── SELECTED EXCERPT
Multi-agent Pettingzoo Environment#

navground.learning.parallel_env

The environment base class

Bases: NavgroundBaseEnv, ParallelEnv[int, dict[str, ndarray[Any, dtype[Any]]] | ndarray[Any, dtype[Any]], ndarray[Any, dtype[Any]]]

This class describes an environment that uses a navground.sim.Scenario to generate and then simulate a navground.sim.World.

Actions and observations relates to one or more selected navground.sim.Agent.

We provide convenience functions to initialize the class parallel_env() and shared_parallel_env() to create the environment.

Parameters:
  • args (Any)

  • kwargs (Any)

Gets the action configuration for a (possible) agent

Parameters:

index (int) – The agent index

Returns:

The action configuration, or None if undefined.

Return type:

ActionConfig | None

Load the class from the JSON representation

Parameters:

value (Mapping[str, Any]) – A JSON-able dict

Returns:

An instance of the class

Return type:

Self

Convert action to navground command for a (possible) agent

Parameters:
  • index (int) – The agent index

  • action (Action) – The action

  • time_step (float) – The time step

Returns:

A control command or None if no agent is configured at the given index.

Return type:

Twist2 | None

A policy that returns the action computed by the navground agent.

Returns:

The policy.

Parameters:

index (int)

Return type:

InfoPolicy

Gets the observation configuration for a (possible) agent

Parameters:

index (int) – The agent index

Returns:

The observation configuration, or None if undefined.

Return type:

ObservationConfig | None

Conforms to pettingzoo.utils.env.ParallelEnv.reset().

It samples a new world from a scenario, runs one dry simulation step using navground.sim.World.update_dry(). Then, it converts the agents states to observations. and the commands they would actuate to actions, which it includes in the info dictionary at key “navground_action”`.
────
* THE REQUEST
Write out the multi-agent PettingZoo environment documentation above in full, word for word.
── COLLECTED MATERIAL
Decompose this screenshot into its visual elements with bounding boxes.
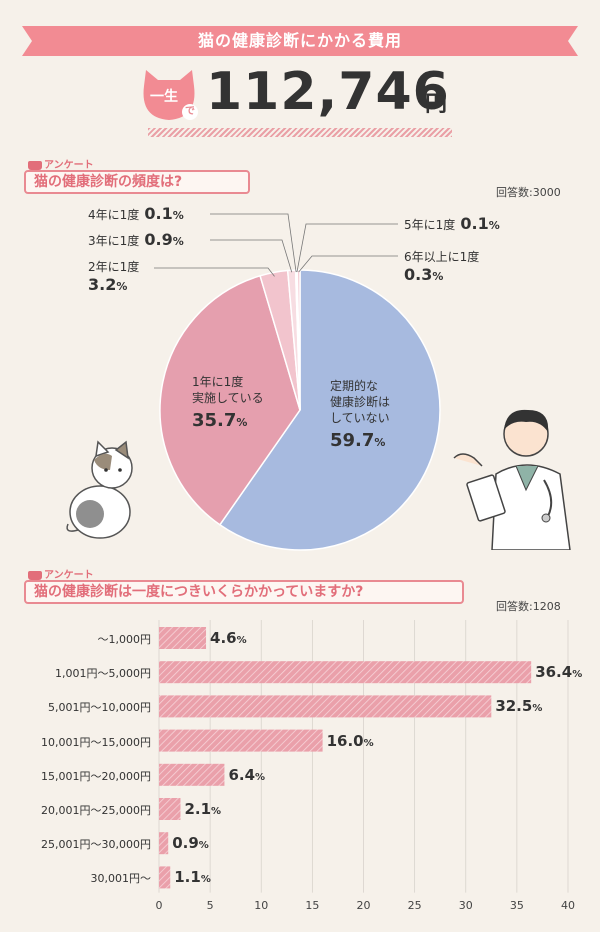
────
* RESULT BELOW
Multi-agent Pettingzoo Environment#

navground.learning.parallel_env

The environment base class

Bases: NavgroundBaseEnv, ParallelEnv[int, dict[str, ndarray[Any, dtype[Any]]] | ndarray[Any, dtype[Any]], ndarray[Any, dtype[Any]]]

This class describes an environment that uses a navground.sim.Scenario to generate and then simulate a navground.sim.World.

Actions and observations relates to one or more selected navground.sim.Agent.

We provide convenience functions to initialize the class parallel_env() and shared_parallel_env() to create the environment.

Parameters:
  • args (Any)

  • kwargs (Any)

Gets the action configuration for a (possible) agent

Parameters:

index (int) – The agent index

Returns:

The action configuration, or None if undefined.

Return type:

ActionConfig | None

Load the class from the JSON representation

Parameters:

value (Mapping[str, Any]) – A JSON-able dict

Returns:

An instance of the class

Return type:

Self

Convert action to navground command for a (possible) agent

Parameters:
  • index (int) – The agent index

  • action (Action) – The action

  • time_step (float) – The time step

Returns:

A control command or None if no agent is configured at the given index.

Return type:

Twist2 | None

A policy that returns the action computed by the navground agent.

Returns:

The policy.

Parameters:

index (int)

Return type:

InfoPolicy

Gets the observation configuration for a (possible) agent

Parameters:

index (int) – The agent index

Returns:

The observation configuration, or None if undefined.

Return type:

ObservationConfig | None

Conforms to pettingzoo.utils.env.ParallelEnv.reset().

It samples a new world from a scenario, runs one dry simulation step using navground.sim.World.update_dry(). Then, it converts the agents states to observations. and the commands they would actuate to actions, which it includes in the info dictionary at key “navground_action”`.